(Dataset items)
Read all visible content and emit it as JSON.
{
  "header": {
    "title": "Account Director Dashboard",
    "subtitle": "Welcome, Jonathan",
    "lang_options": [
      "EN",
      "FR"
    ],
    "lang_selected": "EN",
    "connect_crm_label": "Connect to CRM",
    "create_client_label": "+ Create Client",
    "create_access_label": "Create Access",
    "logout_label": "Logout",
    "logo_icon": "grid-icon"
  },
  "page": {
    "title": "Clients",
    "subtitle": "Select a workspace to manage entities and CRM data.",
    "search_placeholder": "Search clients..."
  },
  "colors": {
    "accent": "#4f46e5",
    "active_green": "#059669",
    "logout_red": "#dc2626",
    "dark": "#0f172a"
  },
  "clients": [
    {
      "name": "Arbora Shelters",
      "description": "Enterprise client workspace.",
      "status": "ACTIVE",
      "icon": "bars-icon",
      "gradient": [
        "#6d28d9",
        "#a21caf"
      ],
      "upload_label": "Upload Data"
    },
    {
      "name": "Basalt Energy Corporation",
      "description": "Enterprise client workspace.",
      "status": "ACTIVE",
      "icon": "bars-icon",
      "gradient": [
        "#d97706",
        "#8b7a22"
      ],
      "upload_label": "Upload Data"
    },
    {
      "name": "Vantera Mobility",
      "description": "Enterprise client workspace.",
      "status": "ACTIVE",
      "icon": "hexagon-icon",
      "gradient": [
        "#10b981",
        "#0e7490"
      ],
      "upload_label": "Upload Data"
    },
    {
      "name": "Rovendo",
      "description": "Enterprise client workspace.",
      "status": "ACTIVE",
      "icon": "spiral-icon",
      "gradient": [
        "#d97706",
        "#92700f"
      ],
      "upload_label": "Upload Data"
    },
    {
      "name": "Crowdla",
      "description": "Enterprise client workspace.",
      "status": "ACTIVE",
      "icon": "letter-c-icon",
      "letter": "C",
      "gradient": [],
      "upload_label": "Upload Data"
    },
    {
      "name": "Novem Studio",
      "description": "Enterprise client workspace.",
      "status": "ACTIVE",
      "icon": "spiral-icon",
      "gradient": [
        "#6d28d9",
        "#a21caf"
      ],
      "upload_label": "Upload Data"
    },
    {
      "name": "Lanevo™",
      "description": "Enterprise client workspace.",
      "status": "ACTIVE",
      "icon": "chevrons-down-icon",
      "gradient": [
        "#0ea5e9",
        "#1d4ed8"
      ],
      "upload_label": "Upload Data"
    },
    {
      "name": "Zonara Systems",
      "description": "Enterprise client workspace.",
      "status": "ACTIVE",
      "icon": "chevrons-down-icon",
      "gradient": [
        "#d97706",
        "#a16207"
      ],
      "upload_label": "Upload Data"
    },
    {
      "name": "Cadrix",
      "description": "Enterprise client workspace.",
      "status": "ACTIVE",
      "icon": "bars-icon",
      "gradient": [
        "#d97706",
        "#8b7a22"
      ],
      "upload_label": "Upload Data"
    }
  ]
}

### Stated problem
Repeat each entry word for word.

### Response below
Read all visible content and emit it as JSON.
{
  "header": {
    "title": "Account Director Dashboard",
    "subtitle": "Welcome, Jonathan",
    "lang_options": [
      "EN",
      "FR"
    ],
    "lang_selected": "EN",
    "connect_crm_label": "Connect to CRM",
    "create_client_label": "+ Create Client",
    "create_access_label": "Create Access",
    "logout_label": "Logout",
    "logo_icon": "grid-icon"
  },
  "page": {
    "title": "Clients",
    "subtitle": "Select a workspace to manage entities and CRM data.",
    "search_placeholder": "Search clients..."
  },
  "colors": {
    "accent": "#4f46e5",
    "active_green": "#059669",
    "logout_red": "#dc2626",
    "dark": "#0f172a"
  },
  "clients": [
    {
      "name": "Arbora Shelters",
      "description": "Enterprise client workspace.",
      "status": "ACTIVE",
      "icon": "bars-icon",
      "gradient": [
        "#6d28d9",
        "#a21caf"
      ],
      "upload_label": "Upload Data"
    },
    {
      "name": "Basalt Energy Corporation",
      "description": "Enterprise client workspace.",
      "status": "ACTIVE",
      "icon": "bars-icon",
      "gradient": [
        "#d97706",
        "#8b7a22"
      ],
      "upload_label": "Upload Data"
    },
    {
      "name": "Vantera Mobility",
      "description": "Enterprise client workspace.",
      "status": "ACTIVE",
      "icon": "hexagon-icon",
      "gradient": [
        "#10b981",
        "#0e7490"
      ],
      "upload_label": "Upload Data"
    },
    {
      "name": "Rovendo",
      "description": "Enterprise client workspace.",
      "status": "ACTIVE",
      "icon": "spiral-icon",
      "gradient": [
        "#d97706",
        "#92700f"
      ],
      "upload_label": "Upload Data"
    },
    {
      "name": "Crowdla",
      "description": "Enterprise client workspace.",
      "status": "ACTIVE",
      "icon": "letter-c-icon",
      "letter": "C",
      "gradient": [],
      "upload_label": "Upload Data"
    },
    {
      "name": "Novem Studio",
      "description": "Enterprise client workspace.",
      "status": "ACTIVE",
      "icon": "spiral-icon",
      "gradient": [
        "#6d28d9",
        "#a21caf"
      ],
      "upload_label": "Upload Data"
    },
    {
      "name": "Lanevo™",
      "description": "Enterprise client workspace.",
      "status": "ACTIVE",
      "icon": "chevrons-down-icon",
      "gradient": [
        "#0ea5e9",
        "#1d4ed8"
      ],
      "upload_label": "Upload Data"
    },
    {
      "name": "Zonara Systems",
      "description": "Enterprise client workspace.",
      "status": "ACTIVE",
      "icon": "chevrons-down-icon",
      "gradient": [
        "#d97706",
        "#a16207"
      ],
      "upload_label": "Upload Data"
    },
    {
      "name": "Cadrix",
      "description": "Enterprise client workspace.",
      "status": "ACTIVE",
      "icon": "bars-icon",
      "gradient": [
        "#d97706",
        "#8b7a22"
      ],
      "upload_label": "Upload Data"
    }
  ]
}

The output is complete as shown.